In the data below, locate each line with the word "structured" and list it.

Data excerpts:
▬▬▬▬▬▬▬▬▬▬

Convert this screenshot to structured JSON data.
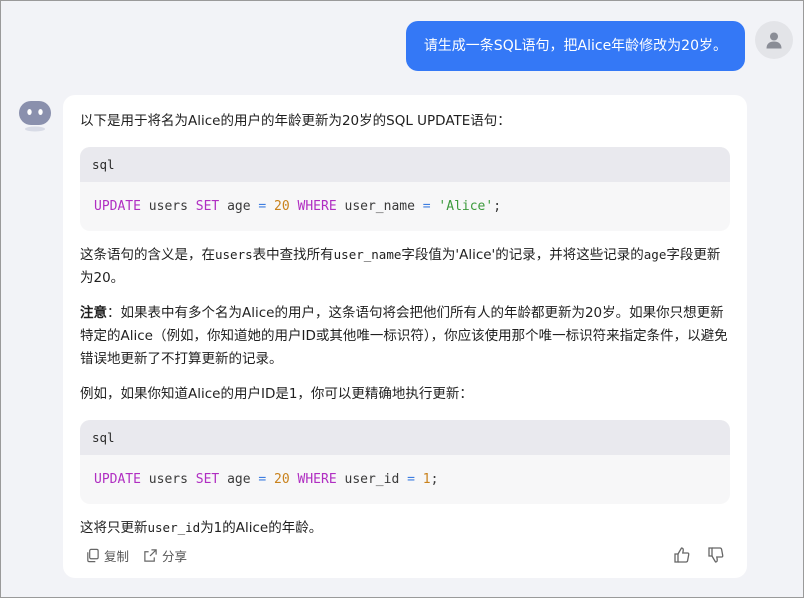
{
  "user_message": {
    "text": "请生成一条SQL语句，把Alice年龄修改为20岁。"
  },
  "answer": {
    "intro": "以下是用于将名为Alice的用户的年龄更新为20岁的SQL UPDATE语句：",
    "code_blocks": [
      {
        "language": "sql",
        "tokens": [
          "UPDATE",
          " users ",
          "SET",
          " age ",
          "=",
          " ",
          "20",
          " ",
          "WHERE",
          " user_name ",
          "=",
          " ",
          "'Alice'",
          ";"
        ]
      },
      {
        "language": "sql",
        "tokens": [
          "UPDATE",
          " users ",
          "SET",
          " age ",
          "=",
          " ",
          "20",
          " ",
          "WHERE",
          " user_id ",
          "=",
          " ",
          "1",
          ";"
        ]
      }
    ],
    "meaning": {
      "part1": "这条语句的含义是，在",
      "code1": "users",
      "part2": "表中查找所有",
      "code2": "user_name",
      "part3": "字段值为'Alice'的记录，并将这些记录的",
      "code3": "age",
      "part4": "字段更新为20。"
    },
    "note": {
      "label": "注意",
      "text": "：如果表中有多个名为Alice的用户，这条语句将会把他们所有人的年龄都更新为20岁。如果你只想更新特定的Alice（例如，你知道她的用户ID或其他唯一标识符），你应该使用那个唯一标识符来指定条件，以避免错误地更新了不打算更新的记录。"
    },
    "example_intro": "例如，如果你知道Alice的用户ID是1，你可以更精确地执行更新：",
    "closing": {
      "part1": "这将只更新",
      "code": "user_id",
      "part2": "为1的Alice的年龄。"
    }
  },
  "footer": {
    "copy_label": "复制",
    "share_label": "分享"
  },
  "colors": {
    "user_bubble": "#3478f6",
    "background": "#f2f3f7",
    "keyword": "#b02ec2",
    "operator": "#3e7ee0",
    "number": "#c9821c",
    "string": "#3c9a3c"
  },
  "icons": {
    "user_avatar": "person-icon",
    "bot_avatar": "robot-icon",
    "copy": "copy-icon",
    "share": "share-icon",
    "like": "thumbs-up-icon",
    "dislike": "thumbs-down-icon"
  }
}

▬▬▬▬▬▬▬▬▬▬

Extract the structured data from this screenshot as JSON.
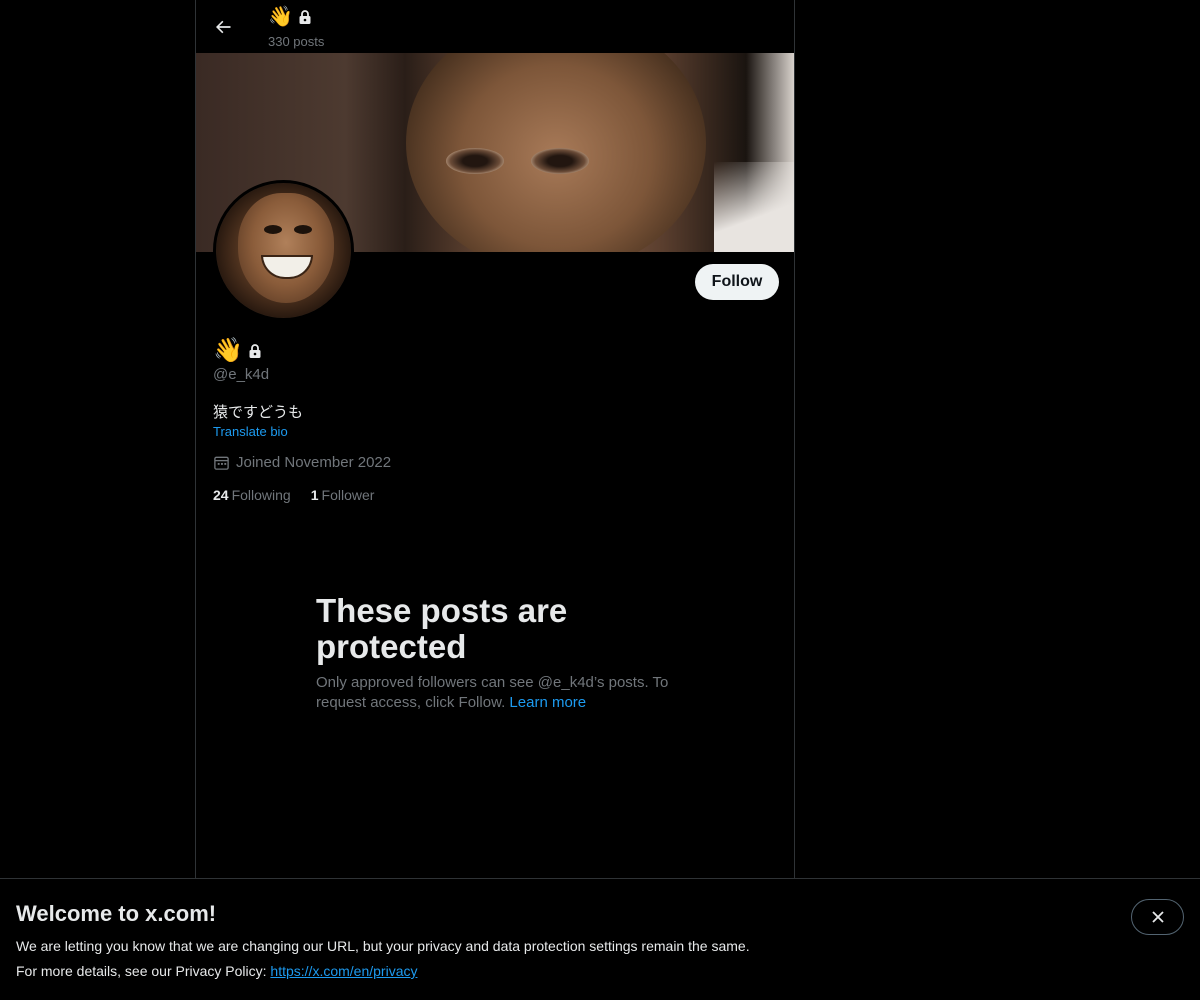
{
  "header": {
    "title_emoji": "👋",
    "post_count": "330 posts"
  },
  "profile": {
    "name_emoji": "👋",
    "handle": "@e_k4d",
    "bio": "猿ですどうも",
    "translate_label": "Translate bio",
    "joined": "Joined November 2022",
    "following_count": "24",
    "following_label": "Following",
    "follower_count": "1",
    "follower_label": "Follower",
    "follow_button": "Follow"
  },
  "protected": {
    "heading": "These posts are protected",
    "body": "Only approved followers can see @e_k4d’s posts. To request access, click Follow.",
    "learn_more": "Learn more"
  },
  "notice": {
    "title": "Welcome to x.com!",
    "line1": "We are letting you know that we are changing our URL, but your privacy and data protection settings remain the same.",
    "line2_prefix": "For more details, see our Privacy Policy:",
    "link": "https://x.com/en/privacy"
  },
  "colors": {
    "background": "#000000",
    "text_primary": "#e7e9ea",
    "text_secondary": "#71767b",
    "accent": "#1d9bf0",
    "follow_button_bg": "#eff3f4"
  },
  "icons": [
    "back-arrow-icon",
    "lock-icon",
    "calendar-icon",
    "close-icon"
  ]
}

▬▬▬▬▬▬▬▬▬▬

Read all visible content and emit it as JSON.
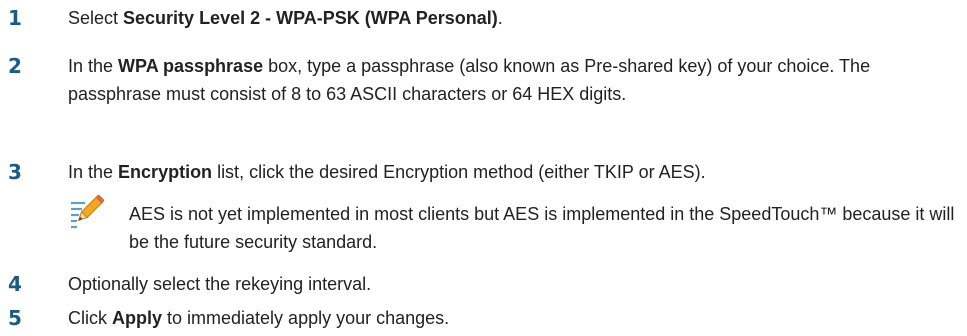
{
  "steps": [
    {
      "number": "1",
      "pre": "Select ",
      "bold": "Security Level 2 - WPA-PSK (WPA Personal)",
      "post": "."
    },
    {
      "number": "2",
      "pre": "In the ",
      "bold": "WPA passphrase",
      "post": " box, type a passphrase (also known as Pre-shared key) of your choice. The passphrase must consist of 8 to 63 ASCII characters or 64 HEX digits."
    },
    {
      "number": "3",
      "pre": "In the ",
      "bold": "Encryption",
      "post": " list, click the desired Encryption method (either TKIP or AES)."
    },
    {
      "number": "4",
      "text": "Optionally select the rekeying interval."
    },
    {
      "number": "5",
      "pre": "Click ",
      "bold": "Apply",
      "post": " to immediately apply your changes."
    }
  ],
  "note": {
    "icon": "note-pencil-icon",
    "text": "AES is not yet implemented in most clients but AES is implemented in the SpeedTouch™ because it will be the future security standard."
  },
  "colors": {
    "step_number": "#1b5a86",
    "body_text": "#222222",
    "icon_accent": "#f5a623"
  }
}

▬▬▬▬▬▬▬▬▬▬

_Solution for this exercise_
Convert this screenshot to structured JSON data.
Extract the structured data from this screenshot as JSON.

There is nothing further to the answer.